Source data:
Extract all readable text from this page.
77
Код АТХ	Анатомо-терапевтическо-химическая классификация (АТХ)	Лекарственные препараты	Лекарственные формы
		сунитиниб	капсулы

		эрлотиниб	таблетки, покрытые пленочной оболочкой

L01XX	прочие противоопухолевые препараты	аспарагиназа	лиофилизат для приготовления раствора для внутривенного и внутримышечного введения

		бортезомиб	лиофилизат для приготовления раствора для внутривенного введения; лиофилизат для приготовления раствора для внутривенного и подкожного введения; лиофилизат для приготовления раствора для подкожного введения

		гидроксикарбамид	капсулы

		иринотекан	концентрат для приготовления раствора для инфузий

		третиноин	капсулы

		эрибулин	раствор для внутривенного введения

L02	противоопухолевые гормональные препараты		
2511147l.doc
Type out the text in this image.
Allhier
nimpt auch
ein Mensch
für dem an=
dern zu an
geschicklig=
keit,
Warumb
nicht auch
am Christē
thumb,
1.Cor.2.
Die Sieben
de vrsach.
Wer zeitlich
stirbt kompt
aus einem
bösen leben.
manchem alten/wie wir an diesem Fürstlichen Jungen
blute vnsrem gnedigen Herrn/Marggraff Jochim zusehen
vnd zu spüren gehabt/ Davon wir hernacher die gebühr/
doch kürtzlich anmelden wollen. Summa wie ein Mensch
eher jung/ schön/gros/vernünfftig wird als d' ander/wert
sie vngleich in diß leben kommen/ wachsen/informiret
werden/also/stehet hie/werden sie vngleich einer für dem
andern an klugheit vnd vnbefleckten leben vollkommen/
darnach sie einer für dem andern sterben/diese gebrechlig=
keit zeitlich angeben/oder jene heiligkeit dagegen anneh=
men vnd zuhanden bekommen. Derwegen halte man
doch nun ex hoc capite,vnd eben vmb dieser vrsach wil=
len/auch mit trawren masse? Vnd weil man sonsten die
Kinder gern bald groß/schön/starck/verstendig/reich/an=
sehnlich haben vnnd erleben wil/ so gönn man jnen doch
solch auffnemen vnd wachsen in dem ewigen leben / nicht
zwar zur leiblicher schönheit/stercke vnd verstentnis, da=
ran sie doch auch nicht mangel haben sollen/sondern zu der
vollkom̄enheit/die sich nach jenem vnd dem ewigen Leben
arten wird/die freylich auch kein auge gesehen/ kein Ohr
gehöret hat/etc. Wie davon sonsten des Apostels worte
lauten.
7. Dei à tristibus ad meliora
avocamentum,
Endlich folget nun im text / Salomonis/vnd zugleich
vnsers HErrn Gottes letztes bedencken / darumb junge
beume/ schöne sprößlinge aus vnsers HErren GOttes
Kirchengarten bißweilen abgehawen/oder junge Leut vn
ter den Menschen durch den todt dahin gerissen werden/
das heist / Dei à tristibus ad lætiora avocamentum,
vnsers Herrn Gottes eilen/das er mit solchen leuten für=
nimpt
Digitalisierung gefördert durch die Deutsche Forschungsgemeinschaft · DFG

Problem statement: Copy each line of the data that contains the word "раствора".

Expected answer:
L01XX	прочие противоопухолевые препараты	аспарагиназа	лиофилизат для приготовления раствора для внутривенного и внутримышечного введения
		бортезомиб	лиофилизат для приготовления раствора для внутривенного введения; лиофилизат для приготовления раствора для внутривенного и подкожного введения; лиофилизат для приготовления раствора для подкожного введения
		иринотекан	концентрат для приготовления раствора для инфузий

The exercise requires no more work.